Write out the entries verbatim and leave the images out of the copy.

--- START OF Given data ---

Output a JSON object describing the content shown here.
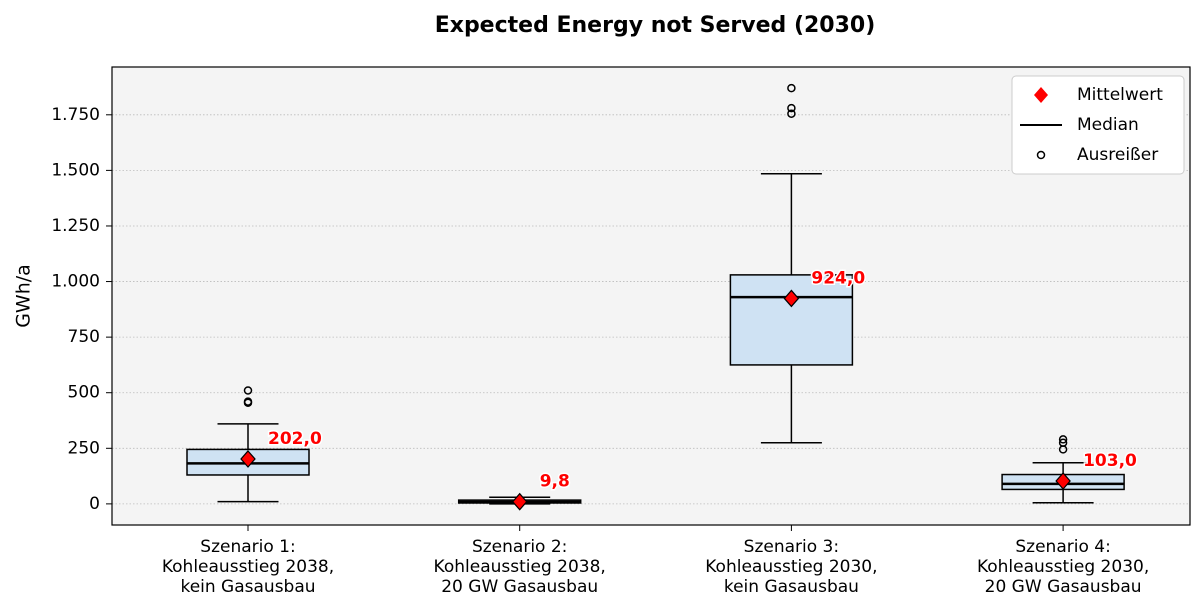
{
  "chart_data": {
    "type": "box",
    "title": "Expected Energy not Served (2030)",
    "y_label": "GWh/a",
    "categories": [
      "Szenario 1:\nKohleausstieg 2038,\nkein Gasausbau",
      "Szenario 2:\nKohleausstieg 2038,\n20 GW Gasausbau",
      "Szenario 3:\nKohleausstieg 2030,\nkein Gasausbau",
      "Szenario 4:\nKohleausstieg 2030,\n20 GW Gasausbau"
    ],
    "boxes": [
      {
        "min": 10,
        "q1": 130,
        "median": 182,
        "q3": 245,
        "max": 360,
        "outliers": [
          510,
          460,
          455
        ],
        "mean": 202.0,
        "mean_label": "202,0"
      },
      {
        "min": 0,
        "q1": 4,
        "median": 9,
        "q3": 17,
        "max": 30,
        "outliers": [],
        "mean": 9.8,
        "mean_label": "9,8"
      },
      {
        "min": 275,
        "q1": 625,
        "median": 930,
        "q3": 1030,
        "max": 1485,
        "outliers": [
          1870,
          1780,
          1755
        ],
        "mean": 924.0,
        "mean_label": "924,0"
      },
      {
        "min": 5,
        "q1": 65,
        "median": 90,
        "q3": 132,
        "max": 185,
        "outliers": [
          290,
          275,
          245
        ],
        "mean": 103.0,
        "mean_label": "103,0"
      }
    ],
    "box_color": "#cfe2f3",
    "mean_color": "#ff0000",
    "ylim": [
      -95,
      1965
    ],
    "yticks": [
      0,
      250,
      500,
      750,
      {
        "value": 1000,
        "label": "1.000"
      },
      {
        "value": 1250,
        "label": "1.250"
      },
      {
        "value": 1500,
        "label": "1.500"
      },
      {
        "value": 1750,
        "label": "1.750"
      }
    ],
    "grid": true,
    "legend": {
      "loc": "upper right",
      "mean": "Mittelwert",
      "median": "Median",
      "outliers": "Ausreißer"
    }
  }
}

--- END OF Given data ---

> _Solution for this task_:
Output a JSON object describing the content shown here.
{
  "chart_data": {
    "type": "box",
    "title": "Expected Energy not Served (2030)",
    "y_label": "GWh/a",
    "categories": [
      "Szenario 1:\nKohleausstieg 2038,\nkein Gasausbau",
      "Szenario 2:\nKohleausstieg 2038,\n20 GW Gasausbau",
      "Szenario 3:\nKohleausstieg 2030,\nkein Gasausbau",
      "Szenario 4:\nKohleausstieg 2030,\n20 GW Gasausbau"
    ],
    "boxes": [
      {
        "min": 10,
        "q1": 130,
        "median": 182,
        "q3": 245,
        "max": 360,
        "outliers": [
          510,
          460,
          455
        ],
        "mean": 202.0,
        "mean_label": "202,0"
      },
      {
        "min": 0,
        "q1": 4,
        "median": 9,
        "q3": 17,
        "max": 30,
        "outliers": [],
        "mean": 9.8,
        "mean_label": "9,8"
      },
      {
        "min": 275,
        "q1": 625,
        "median": 930,
        "q3": 1030,
        "max": 1485,
        "outliers": [
          1870,
          1780,
          1755
        ],
        "mean": 924.0,
        "mean_label": "924,0"
      },
      {
        "min": 5,
        "q1": 65,
        "median": 90,
        "q3": 132,
        "max": 185,
        "outliers": [
          290,
          275,
          245
        ],
        "mean": 103.0,
        "mean_label": "103,0"
      }
    ],
    "box_color": "#cfe2f3",
    "mean_color": "#ff0000",
    "ylim": [
      -95,
      1965
    ],
    "yticks": [
      0,
      250,
      500,
      750,
      {
        "value": 1000,
        "label": "1.000"
      },
      {
        "value": 1250,
        "label": "1.250"
      },
      {
        "value": 1500,
        "label": "1.500"
      },
      {
        "value": 1750,
        "label": "1.750"
      }
    ],
    "grid": true,
    "legend": {
      "loc": "upper right",
      "mean": "Mittelwert",
      "median": "Median",
      "outliers": "Ausreißer"
    }
  }
}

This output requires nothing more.